## Record extracts
*****

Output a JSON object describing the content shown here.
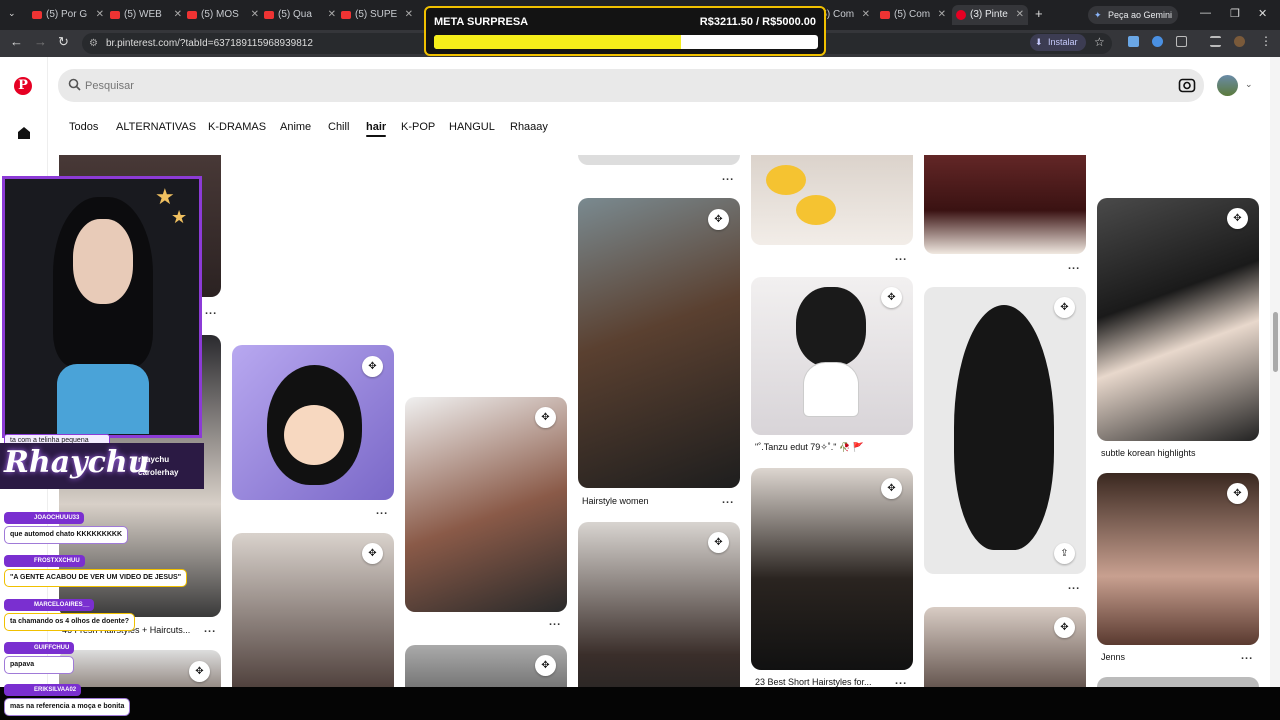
{
  "browser": {
    "tabs": [
      {
        "title": "(5) Por G"
      },
      {
        "title": "(5) WEB"
      },
      {
        "title": "(5) MOS"
      },
      {
        "title": "(5) Qua"
      },
      {
        "title": "(5) SUPE"
      },
      {
        "title": "(5) Com"
      },
      {
        "title": "(5) Com"
      },
      {
        "title": "(3) Pinte"
      }
    ],
    "gemini_label": "Peça ao Gemini",
    "url": "br.pinterest.com/?tabId=637189115968939812",
    "install_label": "Instalar"
  },
  "goal": {
    "label": "META SURPRESA",
    "amount": "R$3211.50 / R$5000.00",
    "progress_fraction": 0.6423,
    "bar_color": "#f5ee1a"
  },
  "pinterest": {
    "search_placeholder": "Pesquisar",
    "categories": [
      "Todos",
      "ALTERNATIVAS",
      "K-DRAMAS",
      "Anime",
      "Chill",
      "hair",
      "K-POP",
      "HANGUL",
      "Rhaaay"
    ],
    "active_category": "hair",
    "brand_color": "#e60023",
    "pins": [
      {
        "caption": "46 Fresh Hairstyles + Haircuts..."
      },
      {
        "caption": "Hairstyle women"
      },
      {
        "caption": "\"˚.Tanzu edut 79✧˚.\" 🥀 🚩"
      },
      {
        "caption": "23 Best Short Hairstyles for..."
      },
      {
        "caption": "subtle korean highlights"
      },
      {
        "caption": "Jenns"
      }
    ]
  },
  "stream": {
    "streamer_name": "Rhaychu",
    "handles": [
      "rhaychu",
      "carolerhay"
    ],
    "chat_preview": "ta com a telinha pequena",
    "chat": [
      {
        "user": "JOAOCHUUU33",
        "message": "que automod chato KKKKKKKKK",
        "gold": false
      },
      {
        "user": "FROSTXXCHUU",
        "message": "\"A GENTE ACABOU DE VER UM VIDEO DE JESUS\"",
        "gold": true
      },
      {
        "user": "MARCELOAIRES__",
        "message": "ta chamando os 4 olhos de doente?",
        "gold": true
      },
      {
        "user": "GUIFFCHUU",
        "message": "papava",
        "gold": false
      },
      {
        "user": "ERIKSILVAA02",
        "message": "mas na referencia a moça e bonita",
        "gold": false
      }
    ]
  }
}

*****

## Task details
Write out the whole listing exactly, and drop the pictures.

## Output below
Output a JSON object describing the content shown here.
{
  "browser": {
    "tabs": [
      {
        "title": "(5) Por G"
      },
      {
        "title": "(5) WEB"
      },
      {
        "title": "(5) MOS"
      },
      {
        "title": "(5) Qua"
      },
      {
        "title": "(5) SUPE"
      },
      {
        "title": "(5) Com"
      },
      {
        "title": "(5) Com"
      },
      {
        "title": "(3) Pinte"
      }
    ],
    "gemini_label": "Peça ao Gemini",
    "url": "br.pinterest.com/?tabId=637189115968939812",
    "install_label": "Instalar"
  },
  "goal": {
    "label": "META SURPRESA",
    "amount": "R$3211.50 / R$5000.00",
    "progress_fraction": 0.6423,
    "bar_color": "#f5ee1a"
  },
  "pinterest": {
    "search_placeholder": "Pesquisar",
    "categories": [
      "Todos",
      "ALTERNATIVAS",
      "K-DRAMAS",
      "Anime",
      "Chill",
      "hair",
      "K-POP",
      "HANGUL",
      "Rhaaay"
    ],
    "active_category": "hair",
    "brand_color": "#e60023",
    "pins": [
      {
        "caption": "46 Fresh Hairstyles + Haircuts..."
      },
      {
        "caption": "Hairstyle women"
      },
      {
        "caption": "\"˚.Tanzu edut 79✧˚.\" 🥀 🚩"
      },
      {
        "caption": "23 Best Short Hairstyles for..."
      },
      {
        "caption": "subtle korean highlights"
      },
      {
        "caption": "Jenns"
      }
    ]
  },
  "stream": {
    "streamer_name": "Rhaychu",
    "handles": [
      "rhaychu",
      "carolerhay"
    ],
    "chat_preview": "ta com a telinha pequena",
    "chat": [
      {
        "user": "JOAOCHUUU33",
        "message": "que automod chato KKKKKKKKK",
        "gold": false
      },
      {
        "user": "FROSTXXCHUU",
        "message": "\"A GENTE ACABOU DE VER UM VIDEO DE JESUS\"",
        "gold": true
      },
      {
        "user": "MARCELOAIRES__",
        "message": "ta chamando os 4 olhos de doente?",
        "gold": true
      },
      {
        "user": "GUIFFCHUU",
        "message": "papava",
        "gold": false
      },
      {
        "user": "ERIKSILVAA02",
        "message": "mas na referencia a moça e bonita",
        "gold": false
      }
    ]
  }
}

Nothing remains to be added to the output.